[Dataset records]

+++++

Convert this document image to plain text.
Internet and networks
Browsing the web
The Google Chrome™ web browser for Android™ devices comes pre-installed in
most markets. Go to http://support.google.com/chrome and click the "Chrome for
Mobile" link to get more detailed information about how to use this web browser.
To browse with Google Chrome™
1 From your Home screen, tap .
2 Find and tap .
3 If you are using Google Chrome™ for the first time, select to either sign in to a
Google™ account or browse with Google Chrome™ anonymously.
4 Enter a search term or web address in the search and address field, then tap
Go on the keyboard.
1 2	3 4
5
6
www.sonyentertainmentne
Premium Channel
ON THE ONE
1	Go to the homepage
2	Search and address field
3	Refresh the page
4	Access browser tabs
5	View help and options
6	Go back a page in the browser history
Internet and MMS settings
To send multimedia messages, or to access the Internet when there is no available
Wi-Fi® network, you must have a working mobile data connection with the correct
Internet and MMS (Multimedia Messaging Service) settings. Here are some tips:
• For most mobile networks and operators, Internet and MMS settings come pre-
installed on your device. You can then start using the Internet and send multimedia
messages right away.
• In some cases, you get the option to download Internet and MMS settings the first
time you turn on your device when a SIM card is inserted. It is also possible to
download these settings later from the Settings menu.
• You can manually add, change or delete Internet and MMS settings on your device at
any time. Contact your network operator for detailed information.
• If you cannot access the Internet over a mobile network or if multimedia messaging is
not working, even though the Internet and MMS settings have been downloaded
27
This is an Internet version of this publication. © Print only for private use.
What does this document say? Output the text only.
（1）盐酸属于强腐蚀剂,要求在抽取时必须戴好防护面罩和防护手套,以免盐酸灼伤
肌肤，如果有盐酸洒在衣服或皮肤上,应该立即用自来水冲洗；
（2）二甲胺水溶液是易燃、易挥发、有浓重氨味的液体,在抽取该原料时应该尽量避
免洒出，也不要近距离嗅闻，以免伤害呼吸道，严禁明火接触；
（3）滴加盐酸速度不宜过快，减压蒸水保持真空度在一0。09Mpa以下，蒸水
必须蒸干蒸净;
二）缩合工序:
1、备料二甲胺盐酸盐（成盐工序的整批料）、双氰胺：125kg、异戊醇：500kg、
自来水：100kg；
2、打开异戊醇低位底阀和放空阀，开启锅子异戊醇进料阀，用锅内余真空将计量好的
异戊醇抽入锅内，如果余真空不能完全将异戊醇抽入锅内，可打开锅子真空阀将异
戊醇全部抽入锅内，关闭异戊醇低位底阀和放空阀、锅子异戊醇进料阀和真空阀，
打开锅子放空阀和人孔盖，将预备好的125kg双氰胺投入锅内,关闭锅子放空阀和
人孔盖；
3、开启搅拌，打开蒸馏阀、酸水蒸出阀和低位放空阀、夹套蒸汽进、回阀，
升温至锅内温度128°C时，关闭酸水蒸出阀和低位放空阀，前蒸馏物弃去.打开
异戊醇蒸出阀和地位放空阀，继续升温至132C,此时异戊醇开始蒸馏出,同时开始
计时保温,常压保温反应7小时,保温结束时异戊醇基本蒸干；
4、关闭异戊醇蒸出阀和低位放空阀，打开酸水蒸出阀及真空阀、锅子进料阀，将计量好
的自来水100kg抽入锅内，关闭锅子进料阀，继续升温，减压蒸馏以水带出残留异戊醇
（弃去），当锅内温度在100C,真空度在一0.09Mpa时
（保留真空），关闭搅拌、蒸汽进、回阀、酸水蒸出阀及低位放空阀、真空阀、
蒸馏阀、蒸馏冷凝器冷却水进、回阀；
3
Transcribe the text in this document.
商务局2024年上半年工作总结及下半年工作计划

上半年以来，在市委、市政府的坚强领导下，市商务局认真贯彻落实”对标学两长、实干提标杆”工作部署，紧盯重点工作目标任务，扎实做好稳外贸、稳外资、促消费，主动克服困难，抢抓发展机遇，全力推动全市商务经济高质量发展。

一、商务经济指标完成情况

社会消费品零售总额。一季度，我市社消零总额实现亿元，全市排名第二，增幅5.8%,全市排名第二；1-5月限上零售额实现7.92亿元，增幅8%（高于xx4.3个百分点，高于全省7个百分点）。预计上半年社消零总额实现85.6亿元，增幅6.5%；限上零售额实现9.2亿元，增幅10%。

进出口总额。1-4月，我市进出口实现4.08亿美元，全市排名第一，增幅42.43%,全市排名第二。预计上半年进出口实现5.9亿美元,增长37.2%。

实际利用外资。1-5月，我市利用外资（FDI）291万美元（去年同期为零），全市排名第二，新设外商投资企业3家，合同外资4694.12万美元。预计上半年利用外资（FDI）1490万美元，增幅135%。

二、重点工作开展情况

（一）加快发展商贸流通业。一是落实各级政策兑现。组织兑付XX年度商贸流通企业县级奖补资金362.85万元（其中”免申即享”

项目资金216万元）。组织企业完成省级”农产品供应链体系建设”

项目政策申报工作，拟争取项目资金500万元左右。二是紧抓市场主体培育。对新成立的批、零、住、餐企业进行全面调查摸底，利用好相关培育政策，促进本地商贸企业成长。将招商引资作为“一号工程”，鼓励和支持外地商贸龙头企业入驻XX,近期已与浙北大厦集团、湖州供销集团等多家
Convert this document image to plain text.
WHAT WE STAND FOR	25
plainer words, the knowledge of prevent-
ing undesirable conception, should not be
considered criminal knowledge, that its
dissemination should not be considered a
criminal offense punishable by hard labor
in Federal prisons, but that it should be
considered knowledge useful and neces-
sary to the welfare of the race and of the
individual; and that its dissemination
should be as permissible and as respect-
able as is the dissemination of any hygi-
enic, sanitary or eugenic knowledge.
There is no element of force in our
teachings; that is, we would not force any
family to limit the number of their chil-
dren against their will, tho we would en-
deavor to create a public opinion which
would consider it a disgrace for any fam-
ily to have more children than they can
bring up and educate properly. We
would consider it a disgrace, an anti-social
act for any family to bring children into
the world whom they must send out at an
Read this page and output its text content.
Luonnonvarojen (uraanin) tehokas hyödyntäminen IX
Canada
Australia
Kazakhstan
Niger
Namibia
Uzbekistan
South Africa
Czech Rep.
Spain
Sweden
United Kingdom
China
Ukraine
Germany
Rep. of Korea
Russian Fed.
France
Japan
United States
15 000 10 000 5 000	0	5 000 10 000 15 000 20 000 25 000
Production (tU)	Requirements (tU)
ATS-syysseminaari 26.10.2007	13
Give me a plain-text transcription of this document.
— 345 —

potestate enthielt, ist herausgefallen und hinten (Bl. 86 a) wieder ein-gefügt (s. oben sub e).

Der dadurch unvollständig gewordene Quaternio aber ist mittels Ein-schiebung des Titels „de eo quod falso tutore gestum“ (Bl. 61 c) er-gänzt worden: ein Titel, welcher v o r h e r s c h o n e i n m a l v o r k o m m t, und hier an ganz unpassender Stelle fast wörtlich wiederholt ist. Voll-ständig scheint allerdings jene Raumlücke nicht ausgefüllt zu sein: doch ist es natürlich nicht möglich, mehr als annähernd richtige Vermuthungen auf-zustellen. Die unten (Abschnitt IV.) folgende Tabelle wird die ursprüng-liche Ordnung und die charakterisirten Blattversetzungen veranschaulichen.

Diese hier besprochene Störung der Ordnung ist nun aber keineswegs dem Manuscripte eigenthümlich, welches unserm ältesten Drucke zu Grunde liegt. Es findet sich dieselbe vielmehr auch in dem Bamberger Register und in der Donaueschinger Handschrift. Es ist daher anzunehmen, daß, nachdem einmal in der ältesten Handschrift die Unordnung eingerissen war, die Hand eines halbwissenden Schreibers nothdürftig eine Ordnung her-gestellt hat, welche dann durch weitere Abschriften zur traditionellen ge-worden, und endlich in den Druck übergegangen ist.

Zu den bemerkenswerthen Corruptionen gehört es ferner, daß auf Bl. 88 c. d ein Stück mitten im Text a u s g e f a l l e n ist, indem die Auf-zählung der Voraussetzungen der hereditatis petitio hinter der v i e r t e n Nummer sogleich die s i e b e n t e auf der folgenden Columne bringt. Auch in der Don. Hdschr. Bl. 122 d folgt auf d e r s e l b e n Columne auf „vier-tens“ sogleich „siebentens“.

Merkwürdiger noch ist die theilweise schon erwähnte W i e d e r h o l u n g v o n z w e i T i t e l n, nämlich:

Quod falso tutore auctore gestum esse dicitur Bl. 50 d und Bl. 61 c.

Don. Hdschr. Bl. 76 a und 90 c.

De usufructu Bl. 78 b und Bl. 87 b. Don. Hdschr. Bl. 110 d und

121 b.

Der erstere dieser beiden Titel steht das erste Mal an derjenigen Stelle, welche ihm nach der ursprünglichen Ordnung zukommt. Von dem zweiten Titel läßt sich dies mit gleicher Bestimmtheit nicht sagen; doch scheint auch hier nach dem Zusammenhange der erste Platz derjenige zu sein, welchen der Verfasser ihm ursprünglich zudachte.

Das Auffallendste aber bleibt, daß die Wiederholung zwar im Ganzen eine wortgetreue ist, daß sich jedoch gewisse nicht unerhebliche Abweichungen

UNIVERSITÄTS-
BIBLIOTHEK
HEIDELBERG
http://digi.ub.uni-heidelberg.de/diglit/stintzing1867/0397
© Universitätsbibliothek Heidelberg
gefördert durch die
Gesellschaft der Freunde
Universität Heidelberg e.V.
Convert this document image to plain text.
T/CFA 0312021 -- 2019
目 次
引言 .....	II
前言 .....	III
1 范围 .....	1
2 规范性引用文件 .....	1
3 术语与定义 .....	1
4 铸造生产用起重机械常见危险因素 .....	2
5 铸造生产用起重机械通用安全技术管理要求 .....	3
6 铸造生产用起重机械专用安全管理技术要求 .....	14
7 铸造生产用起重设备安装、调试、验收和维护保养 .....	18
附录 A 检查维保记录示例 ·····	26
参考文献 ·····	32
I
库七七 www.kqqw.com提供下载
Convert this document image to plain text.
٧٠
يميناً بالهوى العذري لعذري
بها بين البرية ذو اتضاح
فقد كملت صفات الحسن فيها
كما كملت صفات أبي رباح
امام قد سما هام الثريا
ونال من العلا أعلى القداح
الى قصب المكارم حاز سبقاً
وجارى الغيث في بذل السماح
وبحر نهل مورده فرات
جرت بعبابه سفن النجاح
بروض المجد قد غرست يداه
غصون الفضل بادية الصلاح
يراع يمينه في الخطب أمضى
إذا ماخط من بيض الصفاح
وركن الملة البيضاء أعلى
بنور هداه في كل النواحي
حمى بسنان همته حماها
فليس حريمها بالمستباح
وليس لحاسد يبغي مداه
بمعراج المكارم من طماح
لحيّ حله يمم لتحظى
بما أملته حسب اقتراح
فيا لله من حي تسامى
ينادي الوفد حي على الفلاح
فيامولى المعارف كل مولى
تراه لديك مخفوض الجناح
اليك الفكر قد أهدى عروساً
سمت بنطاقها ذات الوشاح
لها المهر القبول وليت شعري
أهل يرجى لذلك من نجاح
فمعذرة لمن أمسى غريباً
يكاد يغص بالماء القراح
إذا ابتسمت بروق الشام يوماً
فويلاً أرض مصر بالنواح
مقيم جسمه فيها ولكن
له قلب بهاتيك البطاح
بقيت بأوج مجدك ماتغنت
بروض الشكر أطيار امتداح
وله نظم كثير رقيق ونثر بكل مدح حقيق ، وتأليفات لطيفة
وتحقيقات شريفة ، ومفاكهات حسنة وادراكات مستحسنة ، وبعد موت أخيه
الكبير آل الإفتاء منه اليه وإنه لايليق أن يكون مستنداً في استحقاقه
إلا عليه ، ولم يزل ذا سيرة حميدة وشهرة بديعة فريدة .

+++++

Find each line holding "browser". Copy it out.

Complete answer:
The Google Chrome™ web browser for Android™ devices comes pre-installed in
Mobile" link to get more detailed information about how to use this web browser.
4	Access browser tabs
6	Go back a page in the browser history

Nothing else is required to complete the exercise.